GIVEN INSTRUCTION:
Make a tally of the lines in the records that include the string "page", and give only that number.

[Saved entries]

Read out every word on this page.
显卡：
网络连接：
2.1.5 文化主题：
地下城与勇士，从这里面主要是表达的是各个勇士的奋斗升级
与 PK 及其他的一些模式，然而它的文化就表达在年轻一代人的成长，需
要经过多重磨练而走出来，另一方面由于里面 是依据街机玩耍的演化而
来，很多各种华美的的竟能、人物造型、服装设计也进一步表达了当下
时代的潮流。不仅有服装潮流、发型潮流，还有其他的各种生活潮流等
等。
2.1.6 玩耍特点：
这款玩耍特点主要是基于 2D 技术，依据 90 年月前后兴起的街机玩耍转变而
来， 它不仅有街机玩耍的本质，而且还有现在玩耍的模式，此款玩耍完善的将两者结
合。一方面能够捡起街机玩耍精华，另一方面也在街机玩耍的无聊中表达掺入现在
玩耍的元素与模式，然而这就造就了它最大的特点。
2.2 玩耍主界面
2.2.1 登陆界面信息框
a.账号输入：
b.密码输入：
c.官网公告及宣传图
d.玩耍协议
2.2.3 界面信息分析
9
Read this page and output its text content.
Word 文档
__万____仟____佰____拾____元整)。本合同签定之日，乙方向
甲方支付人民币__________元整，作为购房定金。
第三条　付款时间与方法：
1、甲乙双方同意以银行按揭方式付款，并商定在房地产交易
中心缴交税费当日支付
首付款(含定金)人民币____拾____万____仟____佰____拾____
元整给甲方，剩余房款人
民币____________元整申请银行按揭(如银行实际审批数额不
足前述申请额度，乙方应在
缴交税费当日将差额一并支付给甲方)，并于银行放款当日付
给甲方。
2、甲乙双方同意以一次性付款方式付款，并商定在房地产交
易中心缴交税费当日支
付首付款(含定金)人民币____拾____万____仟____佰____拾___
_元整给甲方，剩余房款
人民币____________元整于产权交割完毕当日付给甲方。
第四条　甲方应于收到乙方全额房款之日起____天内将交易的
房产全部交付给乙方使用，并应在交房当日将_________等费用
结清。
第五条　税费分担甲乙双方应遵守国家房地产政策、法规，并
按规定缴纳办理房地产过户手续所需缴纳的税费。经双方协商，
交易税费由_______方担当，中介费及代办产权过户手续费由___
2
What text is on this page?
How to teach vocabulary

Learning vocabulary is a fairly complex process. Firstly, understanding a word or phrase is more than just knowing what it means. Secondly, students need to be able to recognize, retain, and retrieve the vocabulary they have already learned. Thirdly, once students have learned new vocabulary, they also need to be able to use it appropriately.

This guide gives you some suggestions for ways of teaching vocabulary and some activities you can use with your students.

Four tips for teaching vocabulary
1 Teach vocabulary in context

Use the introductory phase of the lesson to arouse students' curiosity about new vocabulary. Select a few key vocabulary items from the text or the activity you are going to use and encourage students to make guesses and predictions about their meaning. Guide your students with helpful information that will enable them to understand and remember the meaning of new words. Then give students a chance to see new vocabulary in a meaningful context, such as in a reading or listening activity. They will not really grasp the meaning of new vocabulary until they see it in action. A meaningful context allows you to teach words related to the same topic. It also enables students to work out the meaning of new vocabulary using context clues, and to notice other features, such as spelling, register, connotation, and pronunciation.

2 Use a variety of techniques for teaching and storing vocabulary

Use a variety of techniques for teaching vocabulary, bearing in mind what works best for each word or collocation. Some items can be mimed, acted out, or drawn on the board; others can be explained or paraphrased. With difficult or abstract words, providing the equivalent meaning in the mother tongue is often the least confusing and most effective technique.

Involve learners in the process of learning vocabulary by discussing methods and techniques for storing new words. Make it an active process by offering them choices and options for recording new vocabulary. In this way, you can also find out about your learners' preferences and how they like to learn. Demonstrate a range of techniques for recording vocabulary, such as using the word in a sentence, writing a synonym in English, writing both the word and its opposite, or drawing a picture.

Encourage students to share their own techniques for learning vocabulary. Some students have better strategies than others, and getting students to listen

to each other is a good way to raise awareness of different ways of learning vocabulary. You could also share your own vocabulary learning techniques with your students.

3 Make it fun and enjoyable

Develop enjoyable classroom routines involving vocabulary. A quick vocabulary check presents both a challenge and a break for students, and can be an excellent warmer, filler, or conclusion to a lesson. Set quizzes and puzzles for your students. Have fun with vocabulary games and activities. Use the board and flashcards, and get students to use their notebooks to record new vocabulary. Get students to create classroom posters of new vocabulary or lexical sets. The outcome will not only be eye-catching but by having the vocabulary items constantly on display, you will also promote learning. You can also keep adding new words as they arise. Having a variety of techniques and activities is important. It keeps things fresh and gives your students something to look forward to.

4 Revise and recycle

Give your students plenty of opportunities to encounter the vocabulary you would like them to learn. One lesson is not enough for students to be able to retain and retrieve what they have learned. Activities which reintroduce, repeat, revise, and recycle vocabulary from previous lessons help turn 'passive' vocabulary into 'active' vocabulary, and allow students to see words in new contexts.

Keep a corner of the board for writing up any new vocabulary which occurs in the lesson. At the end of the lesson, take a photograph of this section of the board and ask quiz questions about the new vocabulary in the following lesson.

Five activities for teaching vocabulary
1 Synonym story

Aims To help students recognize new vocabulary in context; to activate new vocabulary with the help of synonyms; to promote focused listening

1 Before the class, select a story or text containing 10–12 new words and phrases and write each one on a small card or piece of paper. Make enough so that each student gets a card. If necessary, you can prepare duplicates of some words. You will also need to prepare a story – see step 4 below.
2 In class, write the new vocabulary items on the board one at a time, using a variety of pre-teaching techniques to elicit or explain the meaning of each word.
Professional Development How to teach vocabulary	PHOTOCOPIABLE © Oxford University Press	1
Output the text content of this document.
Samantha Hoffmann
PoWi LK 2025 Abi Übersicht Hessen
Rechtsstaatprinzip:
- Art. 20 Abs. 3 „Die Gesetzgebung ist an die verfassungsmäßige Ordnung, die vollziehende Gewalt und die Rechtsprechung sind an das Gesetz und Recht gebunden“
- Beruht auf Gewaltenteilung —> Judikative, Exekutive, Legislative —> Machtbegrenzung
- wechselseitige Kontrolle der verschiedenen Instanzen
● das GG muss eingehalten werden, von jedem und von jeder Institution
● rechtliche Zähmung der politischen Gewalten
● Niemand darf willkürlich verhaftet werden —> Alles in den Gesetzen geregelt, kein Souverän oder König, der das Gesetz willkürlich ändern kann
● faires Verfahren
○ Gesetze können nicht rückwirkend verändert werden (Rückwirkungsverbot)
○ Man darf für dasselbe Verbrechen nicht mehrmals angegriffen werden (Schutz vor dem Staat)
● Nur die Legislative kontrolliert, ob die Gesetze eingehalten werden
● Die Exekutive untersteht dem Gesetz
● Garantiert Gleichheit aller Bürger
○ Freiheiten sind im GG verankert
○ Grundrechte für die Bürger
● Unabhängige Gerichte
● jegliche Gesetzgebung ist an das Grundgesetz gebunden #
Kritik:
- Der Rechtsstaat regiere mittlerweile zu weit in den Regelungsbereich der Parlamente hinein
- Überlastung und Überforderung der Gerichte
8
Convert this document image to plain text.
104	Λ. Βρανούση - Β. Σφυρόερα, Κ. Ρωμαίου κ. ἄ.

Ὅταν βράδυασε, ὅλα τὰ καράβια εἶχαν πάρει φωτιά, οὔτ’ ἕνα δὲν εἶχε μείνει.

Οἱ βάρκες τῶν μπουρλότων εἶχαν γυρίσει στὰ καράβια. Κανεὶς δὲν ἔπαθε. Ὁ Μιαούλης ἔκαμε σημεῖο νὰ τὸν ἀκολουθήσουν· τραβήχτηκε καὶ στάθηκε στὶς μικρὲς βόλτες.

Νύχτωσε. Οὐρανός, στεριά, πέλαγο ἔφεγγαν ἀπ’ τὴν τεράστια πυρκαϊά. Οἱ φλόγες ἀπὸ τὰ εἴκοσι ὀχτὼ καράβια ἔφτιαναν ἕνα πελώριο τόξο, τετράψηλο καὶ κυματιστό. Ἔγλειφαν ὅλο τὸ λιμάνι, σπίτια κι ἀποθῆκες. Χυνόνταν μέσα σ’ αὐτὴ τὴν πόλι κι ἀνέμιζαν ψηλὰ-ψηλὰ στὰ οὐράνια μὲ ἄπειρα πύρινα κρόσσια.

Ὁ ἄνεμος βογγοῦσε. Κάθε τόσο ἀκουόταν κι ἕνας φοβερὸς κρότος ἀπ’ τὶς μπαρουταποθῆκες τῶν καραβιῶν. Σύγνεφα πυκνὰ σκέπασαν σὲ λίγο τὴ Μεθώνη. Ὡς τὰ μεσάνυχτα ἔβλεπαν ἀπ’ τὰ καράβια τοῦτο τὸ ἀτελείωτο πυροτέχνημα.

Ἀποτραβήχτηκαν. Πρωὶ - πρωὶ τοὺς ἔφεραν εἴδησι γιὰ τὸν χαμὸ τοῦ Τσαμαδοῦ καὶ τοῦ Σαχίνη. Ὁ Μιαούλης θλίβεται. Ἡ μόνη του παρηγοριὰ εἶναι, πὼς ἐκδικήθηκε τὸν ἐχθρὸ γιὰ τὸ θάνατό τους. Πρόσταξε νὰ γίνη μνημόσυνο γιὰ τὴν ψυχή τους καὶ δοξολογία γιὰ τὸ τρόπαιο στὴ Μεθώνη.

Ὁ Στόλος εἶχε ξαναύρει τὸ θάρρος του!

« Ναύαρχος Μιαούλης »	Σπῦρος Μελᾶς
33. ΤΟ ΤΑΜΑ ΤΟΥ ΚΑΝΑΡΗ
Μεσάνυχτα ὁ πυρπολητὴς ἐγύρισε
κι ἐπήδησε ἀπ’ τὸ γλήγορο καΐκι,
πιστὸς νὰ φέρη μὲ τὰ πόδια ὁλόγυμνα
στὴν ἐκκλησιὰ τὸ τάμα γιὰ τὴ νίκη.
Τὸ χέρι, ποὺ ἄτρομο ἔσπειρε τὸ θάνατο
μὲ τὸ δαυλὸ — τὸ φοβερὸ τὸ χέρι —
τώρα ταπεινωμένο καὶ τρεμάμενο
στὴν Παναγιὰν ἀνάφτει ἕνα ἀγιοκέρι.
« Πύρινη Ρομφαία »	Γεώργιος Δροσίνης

EXERCISE RESPONSE:
3